Here are some records. Copy each one exactly.

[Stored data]
— START —

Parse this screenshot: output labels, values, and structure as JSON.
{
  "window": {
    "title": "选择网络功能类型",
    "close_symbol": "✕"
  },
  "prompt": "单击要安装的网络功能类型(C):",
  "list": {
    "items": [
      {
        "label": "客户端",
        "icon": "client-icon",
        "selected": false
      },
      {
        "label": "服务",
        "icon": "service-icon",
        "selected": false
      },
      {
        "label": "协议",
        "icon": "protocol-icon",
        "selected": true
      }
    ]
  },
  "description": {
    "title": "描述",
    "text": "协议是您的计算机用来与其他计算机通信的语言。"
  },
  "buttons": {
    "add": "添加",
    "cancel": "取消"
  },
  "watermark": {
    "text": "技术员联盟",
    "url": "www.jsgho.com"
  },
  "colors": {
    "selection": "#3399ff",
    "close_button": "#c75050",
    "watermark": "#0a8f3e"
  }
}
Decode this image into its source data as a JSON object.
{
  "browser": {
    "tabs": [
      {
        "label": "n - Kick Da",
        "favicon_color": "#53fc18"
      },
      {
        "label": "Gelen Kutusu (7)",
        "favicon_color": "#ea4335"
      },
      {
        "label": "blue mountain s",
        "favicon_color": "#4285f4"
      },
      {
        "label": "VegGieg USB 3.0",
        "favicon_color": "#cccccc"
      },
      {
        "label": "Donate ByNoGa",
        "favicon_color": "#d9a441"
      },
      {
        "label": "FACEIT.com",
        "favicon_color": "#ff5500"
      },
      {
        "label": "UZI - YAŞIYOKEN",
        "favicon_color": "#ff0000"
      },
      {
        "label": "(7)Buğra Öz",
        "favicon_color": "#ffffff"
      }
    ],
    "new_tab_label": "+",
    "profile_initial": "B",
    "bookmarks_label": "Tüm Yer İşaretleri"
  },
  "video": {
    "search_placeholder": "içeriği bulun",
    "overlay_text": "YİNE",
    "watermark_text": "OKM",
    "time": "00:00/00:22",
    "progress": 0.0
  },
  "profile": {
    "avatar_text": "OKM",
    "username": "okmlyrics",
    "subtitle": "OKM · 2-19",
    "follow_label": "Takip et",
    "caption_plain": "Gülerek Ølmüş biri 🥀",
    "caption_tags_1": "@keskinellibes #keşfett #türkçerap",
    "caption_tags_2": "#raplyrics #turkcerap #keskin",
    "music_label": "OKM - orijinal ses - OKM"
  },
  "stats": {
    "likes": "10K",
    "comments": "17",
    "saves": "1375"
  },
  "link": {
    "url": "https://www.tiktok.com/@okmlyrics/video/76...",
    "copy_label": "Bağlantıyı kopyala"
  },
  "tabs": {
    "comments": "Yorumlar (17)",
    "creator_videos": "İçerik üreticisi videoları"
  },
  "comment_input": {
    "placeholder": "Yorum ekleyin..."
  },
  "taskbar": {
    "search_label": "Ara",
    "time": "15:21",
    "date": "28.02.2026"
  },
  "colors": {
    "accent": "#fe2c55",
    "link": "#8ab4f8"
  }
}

— END —

Answer for this exercise ▸
Parse this screenshot: output labels, values, and structure as JSON.
{
  "window": {
    "title": "选择网络功能类型",
    "close_symbol": "✕"
  },
  "prompt": "单击要安装的网络功能类型(C):",
  "list": {
    "items": [
      {
        "label": "客户端",
        "icon": "client-icon",
        "selected": false
      },
      {
        "label": "服务",
        "icon": "service-icon",
        "selected": false
      },
      {
        "label": "协议",
        "icon": "protocol-icon",
        "selected": true
      }
    ]
  },
  "description": {
    "title": "描述",
    "text": "协议是您的计算机用来与其他计算机通信的语言。"
  },
  "buttons": {
    "add": "添加",
    "cancel": "取消"
  },
  "watermark": {
    "text": "技术员联盟",
    "url": "www.jsgho.com"
  },
  "colors": {
    "selection": "#3399ff",
    "close_button": "#c75050",
    "watermark": "#0a8f3e"
  }
}
Decode this image into its source data as a JSON object.
{
  "browser": {
    "tabs": [
      {
        "label": "n - Kick Da",
        "favicon_color": "#53fc18"
      },
      {
        "label": "Gelen Kutusu (7)",
        "favicon_color": "#ea4335"
      },
      {
        "label": "blue mountain s",
        "favicon_color": "#4285f4"
      },
      {
        "label": "VegGieg USB 3.0",
        "favicon_color": "#cccccc"
      },
      {
        "label": "Donate ByNoGa",
        "favicon_color": "#d9a441"
      },
      {
        "label": "FACEIT.com",
        "favicon_color": "#ff5500"
      },
      {
        "label": "UZI - YAŞIYOKEN",
        "favicon_color": "#ff0000"
      },
      {
        "label": "(7)Buğra Öz",
        "favicon_color": "#ffffff"
      }
    ],
    "new_tab_label": "+",
    "profile_initial": "B",
    "bookmarks_label": "Tüm Yer İşaretleri"
  },
  "video": {
    "search_placeholder": "içeriği bulun",
    "overlay_text": "YİNE",
    "watermark_text": "OKM",
    "time": "00:00/00:22",
    "progress": 0.0
  },
  "profile": {
    "avatar_text": "OKM",
    "username": "okmlyrics",
    "subtitle": "OKM · 2-19",
    "follow_label": "Takip et",
    "caption_plain": "Gülerek Ølmüş biri 🥀",
    "caption_tags_1": "@keskinellibes #keşfett #türkçerap",
    "caption_tags_2": "#raplyrics #turkcerap #keskin",
    "music_label": "OKM - orijinal ses - OKM"
  },
  "stats": {
    "likes": "10K",
    "comments": "17",
    "saves": "1375"
  },
  "link": {
    "url": "https://www.tiktok.com/@okmlyrics/video/76...",
    "copy_label": "Bağlantıyı kopyala"
  },
  "tabs": {
    "comments": "Yorumlar (17)",
    "creator_videos": "İçerik üreticisi videoları"
  },
  "comment_input": {
    "placeholder": "Yorum ekleyin..."
  },
  "taskbar": {
    "search_label": "Ara",
    "time": "15:21",
    "date": "28.02.2026"
  },
  "colors": {
    "accent": "#fe2c55",
    "link": "#8ab4f8"
  }
}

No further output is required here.